### Given task
In the listing below, locate the lines that hold the string "Excess". Copy those lines.

Rows from a dataset

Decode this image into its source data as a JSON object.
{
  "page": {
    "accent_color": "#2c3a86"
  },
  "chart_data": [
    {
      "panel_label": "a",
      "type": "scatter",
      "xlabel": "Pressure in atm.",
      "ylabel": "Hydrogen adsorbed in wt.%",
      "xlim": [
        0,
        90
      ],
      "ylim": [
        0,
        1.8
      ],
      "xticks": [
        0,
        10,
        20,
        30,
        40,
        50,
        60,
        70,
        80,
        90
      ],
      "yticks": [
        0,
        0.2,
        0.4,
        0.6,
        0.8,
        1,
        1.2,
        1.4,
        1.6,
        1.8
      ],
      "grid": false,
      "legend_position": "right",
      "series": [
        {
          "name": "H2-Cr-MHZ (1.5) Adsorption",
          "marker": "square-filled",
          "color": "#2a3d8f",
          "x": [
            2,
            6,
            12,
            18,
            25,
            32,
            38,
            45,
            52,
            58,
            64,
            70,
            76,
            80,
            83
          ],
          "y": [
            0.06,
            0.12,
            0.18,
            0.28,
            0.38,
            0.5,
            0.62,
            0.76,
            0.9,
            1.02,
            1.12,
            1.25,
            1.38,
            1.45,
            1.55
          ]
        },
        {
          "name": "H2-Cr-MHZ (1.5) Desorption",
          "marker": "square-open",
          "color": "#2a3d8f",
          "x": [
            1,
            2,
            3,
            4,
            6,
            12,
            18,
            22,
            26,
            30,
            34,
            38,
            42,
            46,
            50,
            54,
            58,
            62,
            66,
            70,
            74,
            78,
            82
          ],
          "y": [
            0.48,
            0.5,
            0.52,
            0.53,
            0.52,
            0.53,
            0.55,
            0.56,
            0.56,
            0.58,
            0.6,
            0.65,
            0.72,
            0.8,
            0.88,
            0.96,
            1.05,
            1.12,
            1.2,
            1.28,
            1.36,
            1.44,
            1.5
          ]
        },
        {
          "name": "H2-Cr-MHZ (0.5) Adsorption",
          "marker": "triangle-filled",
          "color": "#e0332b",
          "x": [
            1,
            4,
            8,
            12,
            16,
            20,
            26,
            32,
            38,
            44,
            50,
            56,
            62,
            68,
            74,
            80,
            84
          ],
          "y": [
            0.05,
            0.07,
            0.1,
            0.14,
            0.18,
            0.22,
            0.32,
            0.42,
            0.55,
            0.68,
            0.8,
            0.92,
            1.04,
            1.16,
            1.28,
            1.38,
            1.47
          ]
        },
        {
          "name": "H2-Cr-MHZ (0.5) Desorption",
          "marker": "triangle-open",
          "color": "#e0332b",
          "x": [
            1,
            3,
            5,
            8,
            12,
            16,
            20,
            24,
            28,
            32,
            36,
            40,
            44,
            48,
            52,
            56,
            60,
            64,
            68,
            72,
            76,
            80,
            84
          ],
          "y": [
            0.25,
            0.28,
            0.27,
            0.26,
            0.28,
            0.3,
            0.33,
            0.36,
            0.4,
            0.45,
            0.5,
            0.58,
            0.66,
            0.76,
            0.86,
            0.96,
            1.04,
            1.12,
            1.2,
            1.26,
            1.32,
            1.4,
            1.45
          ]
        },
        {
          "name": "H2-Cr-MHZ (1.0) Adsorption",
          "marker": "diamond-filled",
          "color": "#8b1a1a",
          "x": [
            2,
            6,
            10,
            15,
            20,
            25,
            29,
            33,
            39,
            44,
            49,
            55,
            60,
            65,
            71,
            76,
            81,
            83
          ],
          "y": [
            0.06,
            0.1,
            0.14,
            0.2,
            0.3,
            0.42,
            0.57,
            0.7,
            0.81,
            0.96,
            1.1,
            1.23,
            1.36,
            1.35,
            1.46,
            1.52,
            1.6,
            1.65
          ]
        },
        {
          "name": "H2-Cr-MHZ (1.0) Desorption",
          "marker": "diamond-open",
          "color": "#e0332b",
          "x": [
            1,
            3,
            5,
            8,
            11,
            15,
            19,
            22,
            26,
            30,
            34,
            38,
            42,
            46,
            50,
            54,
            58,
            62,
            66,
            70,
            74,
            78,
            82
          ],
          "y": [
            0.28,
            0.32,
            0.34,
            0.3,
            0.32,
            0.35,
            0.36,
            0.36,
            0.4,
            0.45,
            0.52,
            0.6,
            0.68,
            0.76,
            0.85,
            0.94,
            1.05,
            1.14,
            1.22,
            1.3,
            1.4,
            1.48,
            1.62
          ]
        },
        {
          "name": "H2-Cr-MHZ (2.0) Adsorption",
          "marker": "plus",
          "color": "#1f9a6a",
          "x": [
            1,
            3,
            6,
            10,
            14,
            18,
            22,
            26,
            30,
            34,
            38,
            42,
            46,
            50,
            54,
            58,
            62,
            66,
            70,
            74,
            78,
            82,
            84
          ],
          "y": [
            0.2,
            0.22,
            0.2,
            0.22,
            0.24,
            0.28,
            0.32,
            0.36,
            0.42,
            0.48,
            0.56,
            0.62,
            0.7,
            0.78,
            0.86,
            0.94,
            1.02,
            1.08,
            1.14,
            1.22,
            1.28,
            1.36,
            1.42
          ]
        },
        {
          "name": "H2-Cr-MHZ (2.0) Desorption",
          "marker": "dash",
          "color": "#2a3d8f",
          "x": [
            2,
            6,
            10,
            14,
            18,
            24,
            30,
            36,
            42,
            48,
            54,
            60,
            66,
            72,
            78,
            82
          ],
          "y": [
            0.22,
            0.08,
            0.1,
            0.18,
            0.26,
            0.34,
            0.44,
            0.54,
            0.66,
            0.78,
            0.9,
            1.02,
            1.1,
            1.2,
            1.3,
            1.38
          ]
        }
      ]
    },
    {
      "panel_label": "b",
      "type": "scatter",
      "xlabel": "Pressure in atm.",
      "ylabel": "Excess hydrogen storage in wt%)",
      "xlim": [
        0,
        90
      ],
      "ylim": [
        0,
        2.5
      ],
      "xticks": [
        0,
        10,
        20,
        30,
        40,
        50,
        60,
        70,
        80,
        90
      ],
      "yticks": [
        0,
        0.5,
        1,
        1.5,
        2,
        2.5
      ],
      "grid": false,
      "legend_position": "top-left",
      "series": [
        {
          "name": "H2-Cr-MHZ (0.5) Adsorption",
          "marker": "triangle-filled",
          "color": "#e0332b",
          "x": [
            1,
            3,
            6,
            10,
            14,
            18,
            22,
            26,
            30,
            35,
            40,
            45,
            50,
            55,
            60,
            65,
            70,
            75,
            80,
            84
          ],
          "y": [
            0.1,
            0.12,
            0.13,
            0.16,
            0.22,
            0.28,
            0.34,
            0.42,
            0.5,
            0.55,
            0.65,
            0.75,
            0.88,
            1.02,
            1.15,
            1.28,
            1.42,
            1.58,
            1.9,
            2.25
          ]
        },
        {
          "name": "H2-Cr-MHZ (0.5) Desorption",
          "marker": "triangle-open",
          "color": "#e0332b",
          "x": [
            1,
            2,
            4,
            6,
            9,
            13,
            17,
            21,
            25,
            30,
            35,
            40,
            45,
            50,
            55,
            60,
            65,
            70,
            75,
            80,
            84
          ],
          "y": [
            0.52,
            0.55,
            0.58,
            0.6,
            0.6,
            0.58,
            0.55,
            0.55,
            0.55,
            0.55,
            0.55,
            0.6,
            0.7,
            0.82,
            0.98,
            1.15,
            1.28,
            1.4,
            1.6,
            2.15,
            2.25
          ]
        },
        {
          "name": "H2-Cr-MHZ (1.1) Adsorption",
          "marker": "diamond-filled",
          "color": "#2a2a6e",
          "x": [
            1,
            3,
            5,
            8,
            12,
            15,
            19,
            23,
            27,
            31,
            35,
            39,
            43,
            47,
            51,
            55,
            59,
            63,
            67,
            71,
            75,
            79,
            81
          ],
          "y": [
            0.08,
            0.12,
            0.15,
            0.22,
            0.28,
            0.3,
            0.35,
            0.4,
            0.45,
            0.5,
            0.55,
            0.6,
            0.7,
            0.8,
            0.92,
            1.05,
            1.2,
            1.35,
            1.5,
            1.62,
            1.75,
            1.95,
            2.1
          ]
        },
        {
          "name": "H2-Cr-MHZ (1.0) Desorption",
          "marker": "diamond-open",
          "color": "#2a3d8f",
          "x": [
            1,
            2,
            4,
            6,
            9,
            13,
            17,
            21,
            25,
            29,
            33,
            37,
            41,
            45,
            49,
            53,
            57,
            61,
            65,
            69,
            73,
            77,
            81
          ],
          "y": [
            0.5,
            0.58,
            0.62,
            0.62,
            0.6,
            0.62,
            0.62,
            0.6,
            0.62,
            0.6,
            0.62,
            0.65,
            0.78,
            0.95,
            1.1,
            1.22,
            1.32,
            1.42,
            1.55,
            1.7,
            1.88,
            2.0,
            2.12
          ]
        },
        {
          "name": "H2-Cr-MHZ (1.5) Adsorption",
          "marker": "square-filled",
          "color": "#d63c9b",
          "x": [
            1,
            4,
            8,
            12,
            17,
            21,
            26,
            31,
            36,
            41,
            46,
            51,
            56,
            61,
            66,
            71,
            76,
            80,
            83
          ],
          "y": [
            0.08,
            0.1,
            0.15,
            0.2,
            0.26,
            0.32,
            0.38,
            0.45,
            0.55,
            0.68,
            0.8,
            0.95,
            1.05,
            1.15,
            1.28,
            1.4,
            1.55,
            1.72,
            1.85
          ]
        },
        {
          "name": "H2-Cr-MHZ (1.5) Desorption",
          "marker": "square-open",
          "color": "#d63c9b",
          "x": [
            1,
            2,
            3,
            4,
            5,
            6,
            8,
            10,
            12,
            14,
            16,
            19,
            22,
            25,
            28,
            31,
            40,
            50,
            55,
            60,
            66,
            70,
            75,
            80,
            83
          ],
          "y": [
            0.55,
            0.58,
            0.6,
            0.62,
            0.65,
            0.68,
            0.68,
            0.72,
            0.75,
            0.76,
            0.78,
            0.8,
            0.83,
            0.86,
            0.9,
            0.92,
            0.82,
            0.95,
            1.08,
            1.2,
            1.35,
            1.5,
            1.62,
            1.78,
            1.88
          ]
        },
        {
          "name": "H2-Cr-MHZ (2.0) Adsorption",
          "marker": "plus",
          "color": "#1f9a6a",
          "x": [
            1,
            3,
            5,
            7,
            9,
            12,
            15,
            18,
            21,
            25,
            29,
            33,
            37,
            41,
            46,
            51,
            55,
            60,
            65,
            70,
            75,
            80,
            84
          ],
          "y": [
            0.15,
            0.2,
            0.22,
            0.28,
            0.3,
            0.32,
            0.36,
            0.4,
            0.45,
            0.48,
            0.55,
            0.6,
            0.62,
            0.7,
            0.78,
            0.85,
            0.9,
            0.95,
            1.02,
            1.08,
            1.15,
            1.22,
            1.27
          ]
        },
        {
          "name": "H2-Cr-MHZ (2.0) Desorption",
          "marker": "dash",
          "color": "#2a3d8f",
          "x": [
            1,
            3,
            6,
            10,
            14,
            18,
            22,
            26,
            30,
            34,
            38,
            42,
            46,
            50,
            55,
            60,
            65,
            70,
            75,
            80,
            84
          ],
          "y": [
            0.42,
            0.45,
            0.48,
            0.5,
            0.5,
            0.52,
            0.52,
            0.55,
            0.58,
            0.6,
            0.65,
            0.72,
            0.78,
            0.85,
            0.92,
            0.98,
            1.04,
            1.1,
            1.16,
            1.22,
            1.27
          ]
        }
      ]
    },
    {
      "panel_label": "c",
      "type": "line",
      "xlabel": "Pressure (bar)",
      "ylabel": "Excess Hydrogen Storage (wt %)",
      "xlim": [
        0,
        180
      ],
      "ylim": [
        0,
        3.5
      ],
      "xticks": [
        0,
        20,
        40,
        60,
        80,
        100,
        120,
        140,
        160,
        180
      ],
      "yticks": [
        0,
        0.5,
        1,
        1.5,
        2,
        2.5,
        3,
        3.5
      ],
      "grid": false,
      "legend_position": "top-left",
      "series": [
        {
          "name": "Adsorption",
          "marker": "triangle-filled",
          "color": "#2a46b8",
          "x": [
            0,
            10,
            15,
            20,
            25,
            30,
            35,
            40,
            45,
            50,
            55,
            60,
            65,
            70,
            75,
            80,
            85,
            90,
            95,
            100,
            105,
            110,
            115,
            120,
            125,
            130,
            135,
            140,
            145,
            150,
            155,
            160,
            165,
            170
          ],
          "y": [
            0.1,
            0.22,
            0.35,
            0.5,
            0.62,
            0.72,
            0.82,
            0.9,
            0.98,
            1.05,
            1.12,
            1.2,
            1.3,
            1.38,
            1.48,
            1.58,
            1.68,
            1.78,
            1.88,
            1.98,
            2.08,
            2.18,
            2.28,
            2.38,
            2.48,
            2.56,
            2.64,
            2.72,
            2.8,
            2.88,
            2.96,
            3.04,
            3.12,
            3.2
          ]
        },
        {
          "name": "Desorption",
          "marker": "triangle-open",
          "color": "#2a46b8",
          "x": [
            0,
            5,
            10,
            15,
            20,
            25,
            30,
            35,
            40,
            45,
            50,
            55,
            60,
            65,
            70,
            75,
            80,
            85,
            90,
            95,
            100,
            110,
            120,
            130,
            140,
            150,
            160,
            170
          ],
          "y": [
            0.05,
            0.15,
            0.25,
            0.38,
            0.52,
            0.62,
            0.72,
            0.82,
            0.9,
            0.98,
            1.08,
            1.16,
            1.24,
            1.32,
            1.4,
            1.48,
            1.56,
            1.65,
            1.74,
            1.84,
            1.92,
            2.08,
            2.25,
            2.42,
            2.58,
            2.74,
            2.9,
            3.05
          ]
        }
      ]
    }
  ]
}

### Solution to this problem
      "ylabel": "Excess hydrogen storage in wt%)",
      "ylabel": "Excess Hydrogen Storage (wt %)",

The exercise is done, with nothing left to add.